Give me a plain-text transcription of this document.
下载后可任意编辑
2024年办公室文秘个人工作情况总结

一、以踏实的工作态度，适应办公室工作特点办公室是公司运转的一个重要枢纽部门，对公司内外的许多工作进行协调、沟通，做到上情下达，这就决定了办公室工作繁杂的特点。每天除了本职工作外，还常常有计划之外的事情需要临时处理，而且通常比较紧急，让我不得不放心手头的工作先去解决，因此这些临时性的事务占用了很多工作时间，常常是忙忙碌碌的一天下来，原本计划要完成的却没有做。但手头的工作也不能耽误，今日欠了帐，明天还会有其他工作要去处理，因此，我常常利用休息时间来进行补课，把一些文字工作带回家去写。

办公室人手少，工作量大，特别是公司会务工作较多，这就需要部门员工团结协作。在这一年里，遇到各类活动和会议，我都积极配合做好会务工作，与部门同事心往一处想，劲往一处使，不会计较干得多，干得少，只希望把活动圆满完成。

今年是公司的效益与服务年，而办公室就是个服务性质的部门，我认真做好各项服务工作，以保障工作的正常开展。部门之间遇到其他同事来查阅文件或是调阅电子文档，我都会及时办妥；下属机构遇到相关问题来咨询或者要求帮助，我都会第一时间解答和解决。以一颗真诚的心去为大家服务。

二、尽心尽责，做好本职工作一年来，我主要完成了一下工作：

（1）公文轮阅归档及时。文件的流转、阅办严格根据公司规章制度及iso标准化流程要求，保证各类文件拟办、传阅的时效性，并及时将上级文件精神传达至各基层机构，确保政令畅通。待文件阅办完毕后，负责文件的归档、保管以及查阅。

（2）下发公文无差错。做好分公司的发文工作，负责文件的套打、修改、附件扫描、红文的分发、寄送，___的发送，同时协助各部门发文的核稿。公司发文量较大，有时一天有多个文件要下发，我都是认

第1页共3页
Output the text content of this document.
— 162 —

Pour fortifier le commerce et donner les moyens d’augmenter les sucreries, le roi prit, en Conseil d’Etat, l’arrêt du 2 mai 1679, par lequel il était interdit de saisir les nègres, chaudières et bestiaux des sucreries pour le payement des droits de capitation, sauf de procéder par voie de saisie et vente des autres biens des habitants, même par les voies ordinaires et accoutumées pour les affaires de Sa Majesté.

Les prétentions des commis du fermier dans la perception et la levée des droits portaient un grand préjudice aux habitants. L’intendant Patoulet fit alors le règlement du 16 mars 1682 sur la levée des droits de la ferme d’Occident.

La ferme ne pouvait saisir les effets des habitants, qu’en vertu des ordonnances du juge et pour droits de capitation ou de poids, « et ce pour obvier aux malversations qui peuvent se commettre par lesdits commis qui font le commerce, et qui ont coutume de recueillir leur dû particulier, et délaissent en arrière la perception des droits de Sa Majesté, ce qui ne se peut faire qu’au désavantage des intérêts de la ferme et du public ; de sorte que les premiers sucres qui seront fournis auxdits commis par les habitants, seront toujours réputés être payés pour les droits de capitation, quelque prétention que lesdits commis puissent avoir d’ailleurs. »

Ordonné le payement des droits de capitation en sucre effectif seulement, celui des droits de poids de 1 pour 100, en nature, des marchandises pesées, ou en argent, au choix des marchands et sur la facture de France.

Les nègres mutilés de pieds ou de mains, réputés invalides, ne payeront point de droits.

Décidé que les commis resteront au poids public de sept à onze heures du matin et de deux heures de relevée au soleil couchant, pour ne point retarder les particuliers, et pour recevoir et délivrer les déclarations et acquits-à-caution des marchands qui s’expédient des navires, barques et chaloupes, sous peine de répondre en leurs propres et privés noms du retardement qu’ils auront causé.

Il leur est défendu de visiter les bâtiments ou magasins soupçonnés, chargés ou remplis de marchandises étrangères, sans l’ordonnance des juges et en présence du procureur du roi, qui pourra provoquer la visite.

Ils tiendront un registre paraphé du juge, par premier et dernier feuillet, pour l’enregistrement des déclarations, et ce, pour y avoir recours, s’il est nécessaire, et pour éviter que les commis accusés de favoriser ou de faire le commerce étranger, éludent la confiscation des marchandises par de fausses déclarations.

···

GOAL: Read the entries and show each line that mentions "document".

FINAL RESULT:
Give me a plain-text transcription of this document.
Output the text content of this document.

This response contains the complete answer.